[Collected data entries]
* * * * * * *
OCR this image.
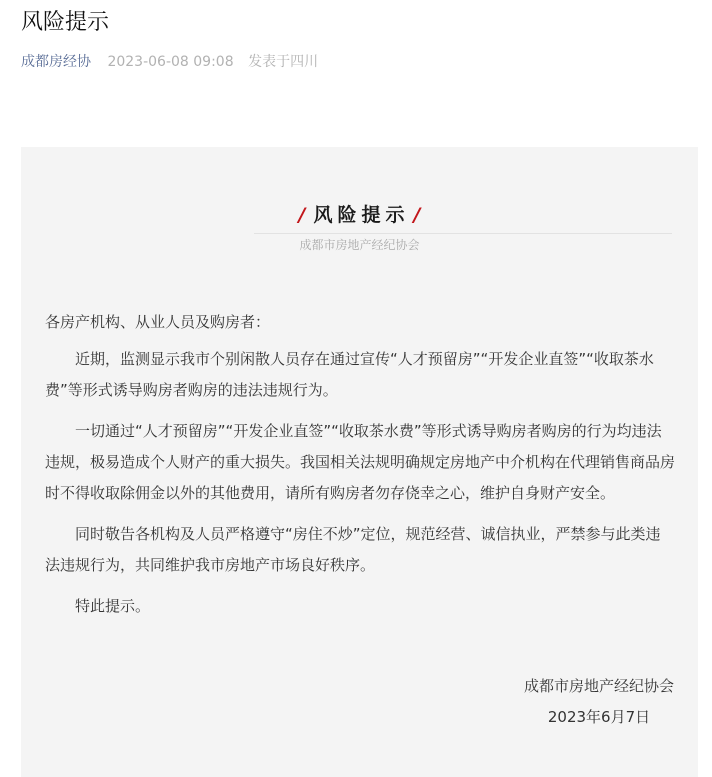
风险提示
成都房经协 2023-06-08 09:08 发表于四川
/ 风险提示 /
成都市房地产经纪协会

各房产机构、从业人员及购房者：

近期，监测显示我市个别闲散人员存在通过宣传“人才预留房”“开发企业直签”“收取茶水费”等形式诱导购房者购房的违法违规行为。

一切通过“人才预留房”“开发企业直签”“收取茶水费”等形式诱导购房者购房的行为均违法违规，极易造成个人财产的重大损失。我国相关法规明确规定房地产中介机构在代理销售商品房时不得收取除佣金以外的其他费用，请所有购房者勿存侥幸之心，维护自身财产安全。

同时敬告各机构及人员严格遵守“房住不炒”定位，规范经营、诚信执业，严禁参与此类违法违规行为，共同维护我市房地产市场良好秩序。

特此提示。

成都市房地产经纪协会
2023年6月7日
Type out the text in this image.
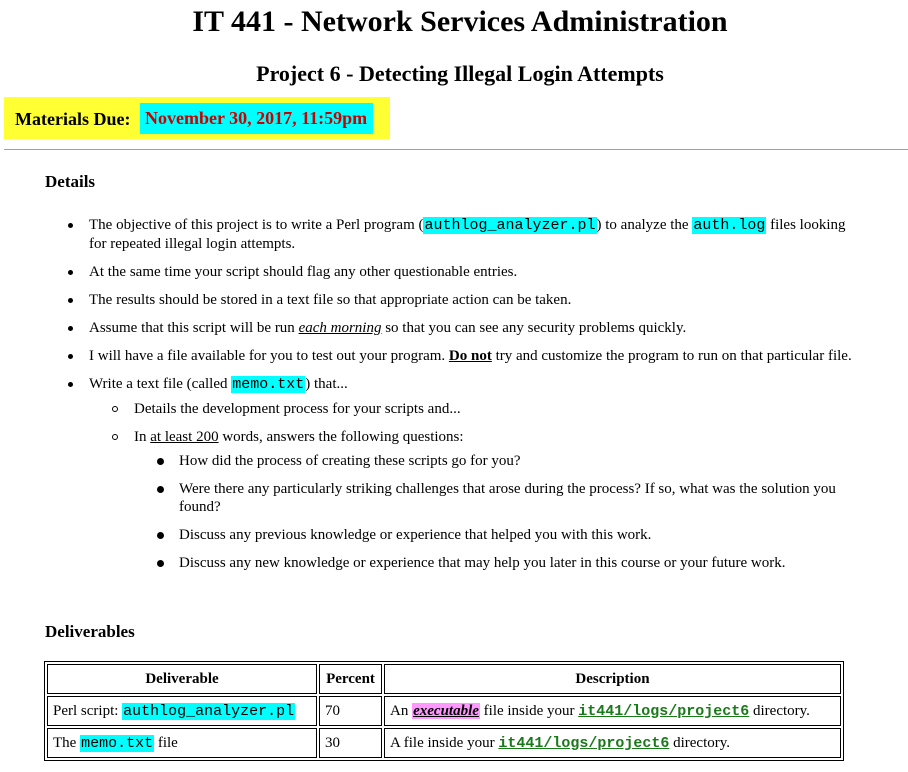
IT 441 - Network Services Administration
Project 6 - Detecting Illegal Login Attempts
Materials Due: November 30, 2017, 11:59pm
Details
The objective of this project is to write a Perl program (authlog_analyzer.pl) to analyze the auth.log files looking for repeated illegal login attempts.
At the same time your script should flag any other questionable entries.
The results should be stored in a text file so that appropriate action can be taken.
Assume that this script will be run each morning so that you can see any security problems quickly.
I will have a file available for you to test out your program. Do not try and customize the program to run on that particular file.
Write a text file (called memo.txt) that...
Details the development process for your scripts and...
In at least 200 words, answers the following questions:
How did the process of creating these scripts go for you?
Were there any particularly striking challenges that arose during the process? If so, what was the solution you found?
Discuss any previous knowledge or experience that helped you with this work.
Discuss any new knowledge or experience that may help you later in this course or your future work.
Deliverables
Deliverable	Percent	Description
Perl script: authlog_analyzer.pl	70	An executable file inside your it441/logs/project6 directory.
The memo.txt file	30	A file inside your it441/logs/project6 directory.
* * * * * * *
- _WHAT THE EXERCISE ASKS_
Do not copy pictures. Restate exactly the lines from the one containing "Type out the text in this image." through the last line of the records.

- _PROBLEM SOLUTION_
Type out the text in this image.
IT 441 - Network Services Administration
Project 6 - Detecting Illegal Login Attempts
Materials Due: November 30, 2017, 11:59pm
Details
The objective of this project is to write a Perl program (authlog_analyzer.pl) to analyze the auth.log files looking for repeated illegal login attempts.
At the same time your script should flag any other questionable entries.
The results should be stored in a text file so that appropriate action can be taken.
Assume that this script will be run each morning so that you can see any security problems quickly.
I will have a file available for you to test out your program. Do not try and customize the program to run on that particular file.
Write a text file (called memo.txt) that...
Details the development process for your scripts and...
In at least 200 words, answers the following questions:
How did the process of creating these scripts go for you?
Were there any particularly striking challenges that arose during the process? If so, what was the solution you found?
Discuss any previous knowledge or experience that helped you with this work.
Discuss any new knowledge or experience that may help you later in this course or your future work.
Deliverables
Deliverable	Percent	Description
Perl script: authlog_analyzer.pl	70	An executable file inside your it441/logs/project6 directory.
The memo.txt file	30	A file inside your it441/logs/project6 directory.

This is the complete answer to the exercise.